┌─ Page excerpt
Testing Badly

Pop Quiz I: what widely consumed high-calorie, high-sugar beverage, often cited as a major contributor to childhood obesity, is probably sitting around in your kid’s school vending machine, even after the announcement of last year’s “Clinton Agreement?”

If you said fruit juice, go to the head of the class.

Pop quiz II: what “good for you” beverage, another staple of childhood, is likely to cause an allergic reaction among a large percentage of its target consumers?

If you said milk, go to the head of the class and shake hands with the juice guy.

I bring up these two examples to point out the hypocrisy that can accompany any major scare in consumer products. Yes, CSD companies are victims of their own bad decisions right now, but they certainly don’t deserve all the blame for the fact that we are fast turning into Fatso Nation.

So what can the industry do to mitigate things before retailers look up and see a gaping hole in the coolers that Coke and Pepsi once dominated? Already, C-Stores are dropping their space allotment for CSD’s, and, while the fridge-pack will always be a grocery store staple, water (note the water report on page 28) remains the hot pick to eclipse soda in the next decade when it comes to sales numbers in that channel.

Well, we could all start by tossing the playbook- to-world-domination that got beverage companies into trouble with the whole school vending debacle to begin with. It was misguided. It’s a tiny part of the business, it didn’t involve killing off sponsorship deals (where the real marketing takes place) and it was a losing battle – if freaked-out social forces can try to keep Judy Blume and Harry Potter out of the school libraries, guys, you don’t have a chance. Someday, we’ll know why it was such a sticky wicket for the CSD companies to stay, but today, it’s all about rebuilding a product once regarded with the best of reputations.

And again, that’s why I bring up juice and milk – because anyone ready to bash those products for their negative qualities (juice: lots of sugar, milk: lots of lactose-intolerant African- American children) – knows that a lot of people drink them because there are positive, healthy traits associated with both of them. Both have vitamins, and both are natural (big farming’s own industrial machinery notwithstanding) and therefore avoid many layers of the processing that go into other products.

CSD’s just don’t have that advantage. In cooler- headed times, that wasn’t much of a problem. No one drank them for their health properties. They drank them because they tasted good. And retailers need to help beverage companies recognize that once again. They need them to reorient sodas as a product class that has its own strength (they can taste great!) rather than an ersatz claim to be something it’s not (healthy). Does that signal some kind of retreat? Sure. But a retreat from what? From Doug Ivester’s calculated attempts to increase Coke consumption into an ever-growing spiral, or from a mostlikely- profitable effort to spread sweetness and smiles? The latter is, in the end, a much more easily achieved business plan than the former.

But instead, many companies have gone with an offense-oriented playbook, one that has put them in a precarious place that transcends any piece of the compromise present in the school vending deal. There’s been a coinciding push to blame parents for not policing their kids more carefully; there’s been this weird attempt to reorient sodas as healthy products; there’s been a stubborn resistance to improving what were once good products (by using, say, sugar) rather than give up on a bad idea (cheap ubiquity).

And that’s unhealthy, the whole way around.
└─
┌─ Extracted material
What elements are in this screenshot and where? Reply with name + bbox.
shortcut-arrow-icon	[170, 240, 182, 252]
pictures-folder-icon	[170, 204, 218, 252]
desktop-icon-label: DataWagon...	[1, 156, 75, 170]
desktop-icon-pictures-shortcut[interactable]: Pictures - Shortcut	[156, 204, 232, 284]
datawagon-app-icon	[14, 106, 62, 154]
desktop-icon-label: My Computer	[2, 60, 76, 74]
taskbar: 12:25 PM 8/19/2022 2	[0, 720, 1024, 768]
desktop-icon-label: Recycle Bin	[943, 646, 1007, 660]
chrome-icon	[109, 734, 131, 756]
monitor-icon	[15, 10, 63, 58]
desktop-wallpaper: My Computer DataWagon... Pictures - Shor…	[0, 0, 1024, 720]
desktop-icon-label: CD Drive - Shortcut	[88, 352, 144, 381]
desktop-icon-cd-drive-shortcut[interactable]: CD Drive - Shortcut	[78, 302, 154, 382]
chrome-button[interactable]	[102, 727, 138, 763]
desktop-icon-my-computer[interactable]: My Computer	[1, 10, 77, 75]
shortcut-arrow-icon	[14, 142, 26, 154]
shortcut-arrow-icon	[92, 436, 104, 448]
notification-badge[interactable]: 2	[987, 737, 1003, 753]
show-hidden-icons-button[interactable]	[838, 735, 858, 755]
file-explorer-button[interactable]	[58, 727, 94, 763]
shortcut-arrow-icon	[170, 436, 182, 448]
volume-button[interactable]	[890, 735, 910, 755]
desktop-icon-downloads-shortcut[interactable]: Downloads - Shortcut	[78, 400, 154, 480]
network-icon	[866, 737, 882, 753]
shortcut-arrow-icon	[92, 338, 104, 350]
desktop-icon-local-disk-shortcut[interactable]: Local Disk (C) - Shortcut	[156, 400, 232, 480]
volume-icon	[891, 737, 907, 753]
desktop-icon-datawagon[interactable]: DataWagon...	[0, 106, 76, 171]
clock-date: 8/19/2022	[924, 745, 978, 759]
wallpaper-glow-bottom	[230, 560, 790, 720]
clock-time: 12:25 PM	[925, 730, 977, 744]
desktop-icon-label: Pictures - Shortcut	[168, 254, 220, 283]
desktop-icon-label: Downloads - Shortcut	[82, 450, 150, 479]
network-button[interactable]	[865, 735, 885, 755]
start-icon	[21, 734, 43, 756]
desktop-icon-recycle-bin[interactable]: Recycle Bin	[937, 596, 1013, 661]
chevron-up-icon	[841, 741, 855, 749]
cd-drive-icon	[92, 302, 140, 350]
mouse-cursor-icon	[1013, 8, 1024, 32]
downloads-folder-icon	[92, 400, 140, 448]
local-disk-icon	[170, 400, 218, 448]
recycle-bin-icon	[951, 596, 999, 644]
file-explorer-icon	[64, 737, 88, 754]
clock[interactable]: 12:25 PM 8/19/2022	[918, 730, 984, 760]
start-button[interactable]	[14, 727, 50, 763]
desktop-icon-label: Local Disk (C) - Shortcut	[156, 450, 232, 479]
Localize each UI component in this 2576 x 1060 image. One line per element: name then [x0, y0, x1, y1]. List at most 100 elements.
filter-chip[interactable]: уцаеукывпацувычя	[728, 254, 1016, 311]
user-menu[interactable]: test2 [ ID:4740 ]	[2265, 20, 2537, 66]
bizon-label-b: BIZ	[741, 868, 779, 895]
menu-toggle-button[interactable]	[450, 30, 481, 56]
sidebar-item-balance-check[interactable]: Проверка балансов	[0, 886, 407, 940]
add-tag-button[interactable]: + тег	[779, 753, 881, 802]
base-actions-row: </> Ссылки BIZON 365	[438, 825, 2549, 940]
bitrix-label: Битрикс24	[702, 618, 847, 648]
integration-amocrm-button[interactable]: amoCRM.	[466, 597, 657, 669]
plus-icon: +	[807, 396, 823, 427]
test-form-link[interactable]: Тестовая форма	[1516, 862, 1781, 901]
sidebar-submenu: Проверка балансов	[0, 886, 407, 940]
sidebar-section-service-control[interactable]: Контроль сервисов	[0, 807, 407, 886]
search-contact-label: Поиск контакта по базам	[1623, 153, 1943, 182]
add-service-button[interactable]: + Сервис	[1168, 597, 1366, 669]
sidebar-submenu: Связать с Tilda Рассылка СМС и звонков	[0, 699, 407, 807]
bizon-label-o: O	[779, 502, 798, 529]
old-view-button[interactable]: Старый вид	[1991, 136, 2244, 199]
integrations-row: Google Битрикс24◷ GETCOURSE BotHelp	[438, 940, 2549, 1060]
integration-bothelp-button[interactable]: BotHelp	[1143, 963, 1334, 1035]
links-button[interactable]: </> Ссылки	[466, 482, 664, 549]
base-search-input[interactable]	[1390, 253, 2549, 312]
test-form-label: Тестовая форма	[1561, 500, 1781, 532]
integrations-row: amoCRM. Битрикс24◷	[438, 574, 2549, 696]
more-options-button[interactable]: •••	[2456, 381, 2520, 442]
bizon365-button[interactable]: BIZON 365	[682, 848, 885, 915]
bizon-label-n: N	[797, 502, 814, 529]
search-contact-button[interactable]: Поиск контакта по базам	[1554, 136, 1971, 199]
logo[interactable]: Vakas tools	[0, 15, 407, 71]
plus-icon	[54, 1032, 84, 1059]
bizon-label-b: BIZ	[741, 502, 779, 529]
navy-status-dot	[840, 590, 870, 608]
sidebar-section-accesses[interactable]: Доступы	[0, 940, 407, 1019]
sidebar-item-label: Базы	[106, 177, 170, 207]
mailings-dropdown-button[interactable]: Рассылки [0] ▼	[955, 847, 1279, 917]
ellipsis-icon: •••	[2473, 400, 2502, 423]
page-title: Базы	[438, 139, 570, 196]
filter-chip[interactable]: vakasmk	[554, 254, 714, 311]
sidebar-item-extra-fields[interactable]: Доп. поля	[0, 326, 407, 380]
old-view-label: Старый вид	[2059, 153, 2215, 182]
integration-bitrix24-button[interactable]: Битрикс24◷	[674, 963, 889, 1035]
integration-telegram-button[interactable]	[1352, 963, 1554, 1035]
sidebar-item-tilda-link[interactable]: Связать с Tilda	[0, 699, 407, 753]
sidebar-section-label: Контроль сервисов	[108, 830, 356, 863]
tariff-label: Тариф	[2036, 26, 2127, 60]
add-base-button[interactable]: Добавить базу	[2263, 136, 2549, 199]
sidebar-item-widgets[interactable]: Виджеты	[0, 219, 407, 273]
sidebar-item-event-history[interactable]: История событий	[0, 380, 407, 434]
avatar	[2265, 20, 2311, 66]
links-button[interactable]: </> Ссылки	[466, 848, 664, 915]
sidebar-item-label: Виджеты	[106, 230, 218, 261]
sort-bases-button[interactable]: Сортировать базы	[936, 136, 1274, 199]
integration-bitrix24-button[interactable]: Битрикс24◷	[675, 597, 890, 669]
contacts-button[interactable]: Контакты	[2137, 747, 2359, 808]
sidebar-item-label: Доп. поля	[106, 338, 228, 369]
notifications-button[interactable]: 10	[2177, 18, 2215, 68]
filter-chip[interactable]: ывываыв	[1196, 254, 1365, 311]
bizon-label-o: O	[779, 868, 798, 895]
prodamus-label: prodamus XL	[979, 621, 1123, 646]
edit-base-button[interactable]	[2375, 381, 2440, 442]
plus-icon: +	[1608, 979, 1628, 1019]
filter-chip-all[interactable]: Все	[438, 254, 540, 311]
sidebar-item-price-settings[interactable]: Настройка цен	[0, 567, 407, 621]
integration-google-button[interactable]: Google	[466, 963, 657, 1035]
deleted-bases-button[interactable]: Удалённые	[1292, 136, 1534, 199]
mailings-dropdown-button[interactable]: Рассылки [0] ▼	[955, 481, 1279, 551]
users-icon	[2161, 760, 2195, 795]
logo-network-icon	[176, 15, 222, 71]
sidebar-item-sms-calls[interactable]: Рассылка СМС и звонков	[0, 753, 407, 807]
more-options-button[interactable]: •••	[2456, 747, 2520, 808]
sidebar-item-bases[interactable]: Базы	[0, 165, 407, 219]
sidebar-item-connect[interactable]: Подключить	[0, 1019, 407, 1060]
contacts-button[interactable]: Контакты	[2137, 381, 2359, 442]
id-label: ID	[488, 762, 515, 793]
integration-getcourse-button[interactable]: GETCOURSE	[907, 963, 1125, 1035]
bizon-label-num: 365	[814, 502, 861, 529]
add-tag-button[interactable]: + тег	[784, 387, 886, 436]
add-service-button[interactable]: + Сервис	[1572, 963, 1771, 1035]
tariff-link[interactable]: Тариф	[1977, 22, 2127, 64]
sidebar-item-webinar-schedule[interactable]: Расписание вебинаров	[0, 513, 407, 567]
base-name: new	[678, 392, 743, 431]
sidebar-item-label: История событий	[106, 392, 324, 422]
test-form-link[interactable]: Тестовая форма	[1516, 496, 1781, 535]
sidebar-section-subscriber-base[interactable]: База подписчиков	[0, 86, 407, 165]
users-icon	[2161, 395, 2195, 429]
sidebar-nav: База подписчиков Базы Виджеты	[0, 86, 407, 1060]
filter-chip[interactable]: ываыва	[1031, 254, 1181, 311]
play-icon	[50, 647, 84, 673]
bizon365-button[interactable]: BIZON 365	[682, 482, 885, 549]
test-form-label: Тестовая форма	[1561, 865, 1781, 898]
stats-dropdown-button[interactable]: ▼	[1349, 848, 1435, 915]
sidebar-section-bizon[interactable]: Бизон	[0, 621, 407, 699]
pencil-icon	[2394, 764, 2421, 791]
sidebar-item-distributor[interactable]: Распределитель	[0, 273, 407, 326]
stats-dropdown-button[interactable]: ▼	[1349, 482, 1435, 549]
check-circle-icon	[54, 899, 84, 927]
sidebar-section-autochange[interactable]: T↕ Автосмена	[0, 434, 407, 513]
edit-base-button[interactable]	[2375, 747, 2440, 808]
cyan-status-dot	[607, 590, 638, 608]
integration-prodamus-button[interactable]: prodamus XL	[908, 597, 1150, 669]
└─
Exercise brief |
Update the soft drink editorial between "So what can" and "in that channel.", inclusive, changing "C-Stores" to "convenience stores". Work only from the text.

Exercise output |
So what can the industry do to mitigate things before retailers look up and see a gaping hole in the coolers that Coke and Pepsi once dominated? Already, convenience stores are dropping their space allotment for CSD’s, and, while the fridge-pack will always be a grocery store staple, water (note the water report on page 28) remains the hot pick to eclipse soda in the next decade when it comes to sales numbers in that channel.